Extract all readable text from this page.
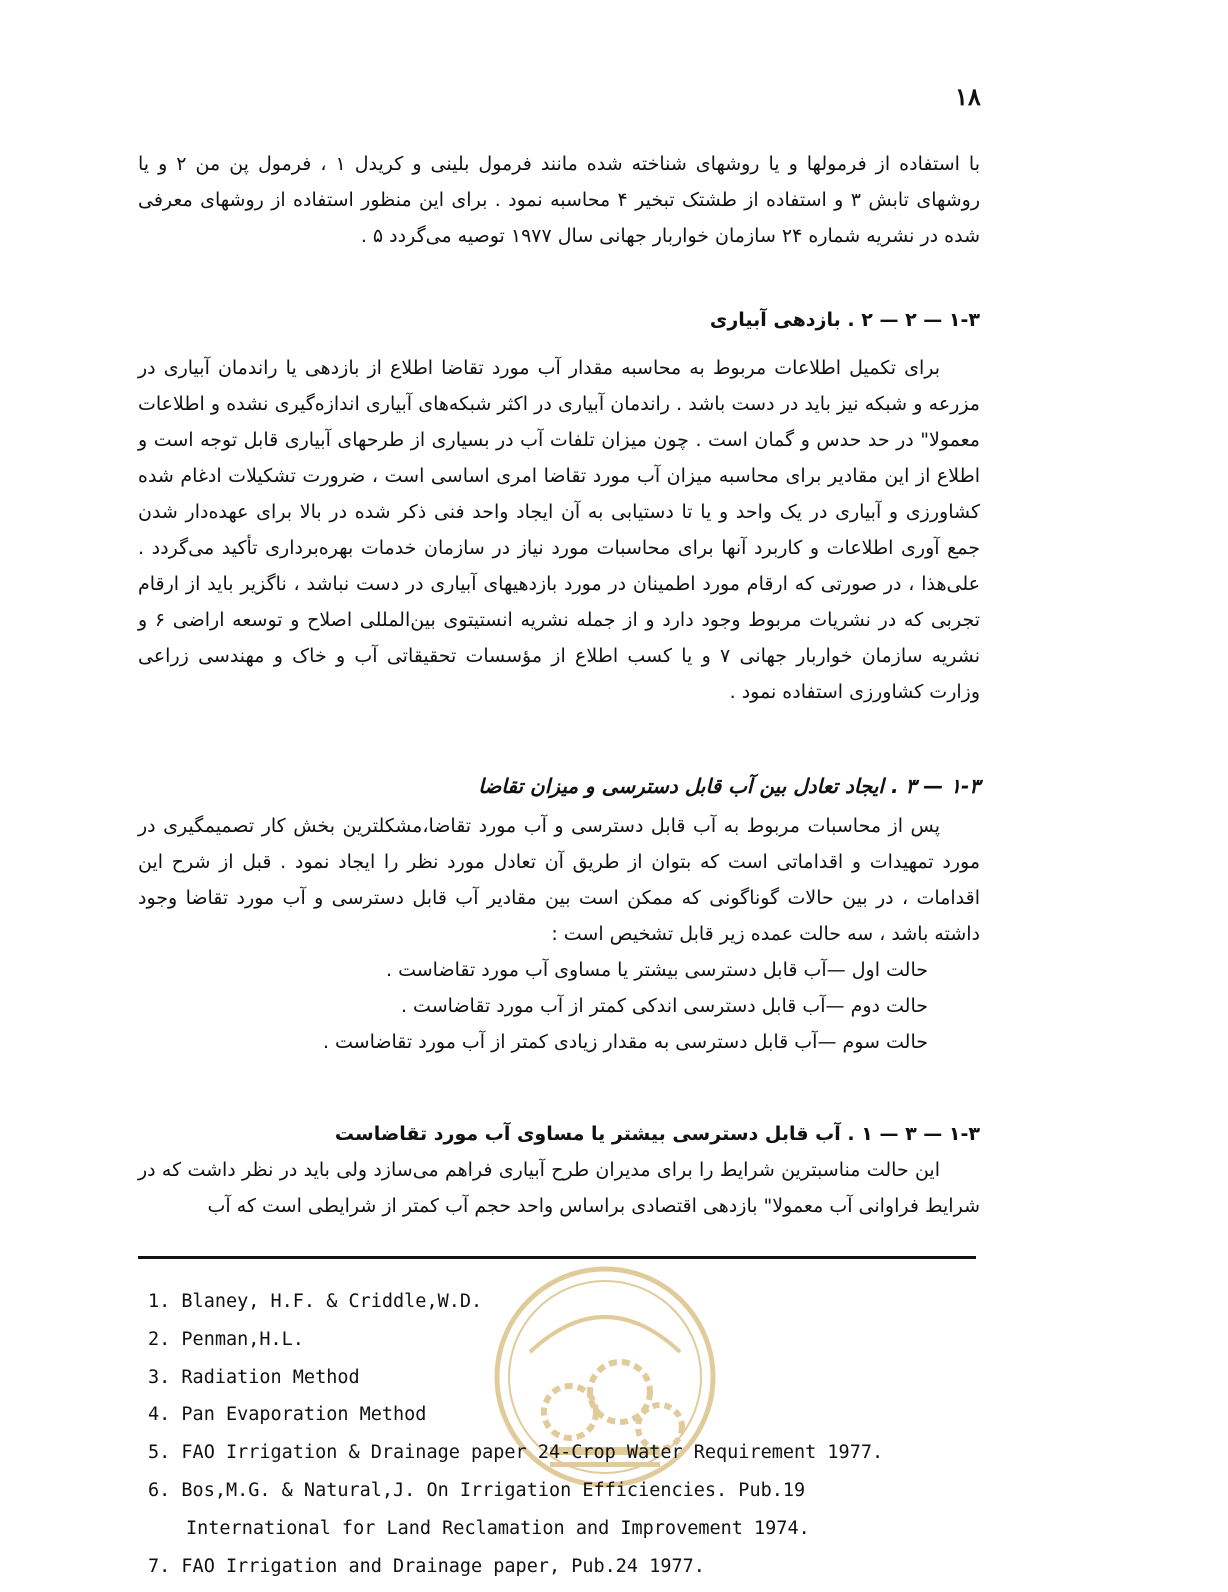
۱۸

با استفاده از فرمولها و یا روشهای شناخته شده مانند فرمول بلینی و کریدل ۱ ، فرمول پن من ۲ و یا روشهای تابش ۳ و استفاده از طشتک تبخیر ۴ محاسبه نمود . برای این منظور استفاده از روشهای معرفی شده در نشریه شماره ۲۴ سازمان خواربار جهانی سال ۱۹۷۷ توصیه می‌گردد ۵ .

۱-۳ — ۲ — ۲ . بازدهی آبیاری

برای تکمیل اطلاعات مربوط به محاسبه مقدار آب مورد تقاضا اطلاع از بازدهی یا راندمان آبیاری در مزرعه و شبکه نیز باید در دست باشد . راندمان آبیاری در اکثر شبکه‌های آبیاری اندازه‌گیری نشده و اطلاعات معمولا" در حد حدس و گمان است . چون میزان تلفات آب در بسیاری از طرحهای آبیاری قابل توجه است و اطلاع از این مقادیر برای محاسبه میزان آب مورد تقاضا امری اساسی است ، ضرورت تشکیلات ادغام شده کشاورزی و آبیاری در یک واحد و یا تا دستیابی به آن ایجاد واحد فنی ذکر شده در بالا برای عهده‌دار شدن جمع آوری اطلاعات و کاربرد آنها برای محاسبات مورد نیاز در سازمان خدمات بهره‌برداری تأکید می‌گردد . علی‌هذا ، در صورتی که ارقام مورد اطمینان در مورد بازدهیهای آبیاری در دست نباشد ، ناگزیر باید از ارقام تجربی که در نشریات مربوط وجود دارد و از جمله نشریه انستیتوی بین‌المللی اصلاح و توسعه اراضی ۶ و نشریه سازمان خواربار جهانی ۷ و یا کسب اطلاع از مؤسسات تحقیقاتی آب و خاک و مهندسی زراعی وزارت کشاورزی استفاده نمود .

۱-۳ — ۳ . ایجاد تعادل بین آب قابل دسترسی و میزان تقاضا

پس از محاسبات مربوط به آب قابل دسترسی و آب مورد تقاضا،مشکلترین بخش کار تصمیمگیری در مورد تمهیدات و اقداماتی است که بتوان از طریق آن تعادل مورد نظر را ایجاد نمود . قبل از شرح این اقدامات ، در بین حالات گوناگونی که ممکن است بین مقادیر آب قابل دسترسی و آب مورد تقاضا وجود داشته باشد ، سه حالت عمده زیر قابل تشخیص است :

حالت اول —آب قابل دسترسی بیشتر یا مساوی آب مورد تقاضاست .

حالت دوم —آب قابل دسترسی اندکی کمتر از آب مورد تقاضاست .

حالت سوم —آب قابل دسترسی به مقدار زیادی کمتر از آب مورد تقاضاست .

۱-۳ — ۳ — ۱ . آب قابل دسترسی بیشتر یا مساوی آب مورد تقاضاست

این حالت مناسبترین شرایط را برای مدیران طرح آبیاری فراهم می‌سازد ولی باید در نظر داشت که در شرایط فراوانی آب معمولا" بازدهی اقتصادی براساس واحد حجم آب کمتر از شرایطی است که آب

1. Blaney, H.F. & Criddle,W.D.
2. Penman,H.L.
3. Radiation Method
4. Pan Evaporation Method
5. FAO Irrigation & Drainage paper 24-Crop Water Requirement 1977.
6. Bos,M.G. & Natural,J. On Irrigation Efficiencies. Pub.19
International for Land Reclamation and Improvement 1974.
7. FAO Irrigation and Drainage paper, Pub.24 1977.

___

--- Task prompt ---
Supply the count of lines in the entries that contain the word "تقاضاست", and nothing besides.

--- Answer in full ---
4